▶ **Task data**
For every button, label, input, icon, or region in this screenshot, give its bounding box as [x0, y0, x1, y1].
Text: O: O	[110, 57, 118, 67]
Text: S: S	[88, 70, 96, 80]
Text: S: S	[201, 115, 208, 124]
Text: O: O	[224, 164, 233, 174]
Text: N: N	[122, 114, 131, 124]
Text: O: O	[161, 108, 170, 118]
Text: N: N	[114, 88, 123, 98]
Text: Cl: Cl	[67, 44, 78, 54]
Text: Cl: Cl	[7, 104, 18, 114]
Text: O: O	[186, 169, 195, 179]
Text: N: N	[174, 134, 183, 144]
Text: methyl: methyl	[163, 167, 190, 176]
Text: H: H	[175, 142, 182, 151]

▶ **Work to do**
Copy these lines again, swapping "bounding box" for "enclosing box" and changing nothing else.

▶ **Task result**
For every button, label, input, icon, or region in this screenshot, give its enclosing box as [x0, y0, x1, y1].
Text: O: O	[110, 57, 118, 67]
Text: S: S	[88, 70, 96, 80]
Text: S: S	[201, 115, 208, 124]
Text: O: O	[224, 164, 233, 174]
Text: N: N	[122, 114, 131, 124]
Text: O: O	[161, 108, 170, 118]
Text: N: N	[114, 88, 123, 98]
Text: Cl: Cl	[67, 44, 78, 54]
Text: Cl: Cl	[7, 104, 18, 114]
Text: O: O	[186, 169, 195, 179]
Text: N: N	[174, 134, 183, 144]
Text: methyl: methyl	[163, 167, 190, 176]
Text: H: H	[175, 142, 182, 151]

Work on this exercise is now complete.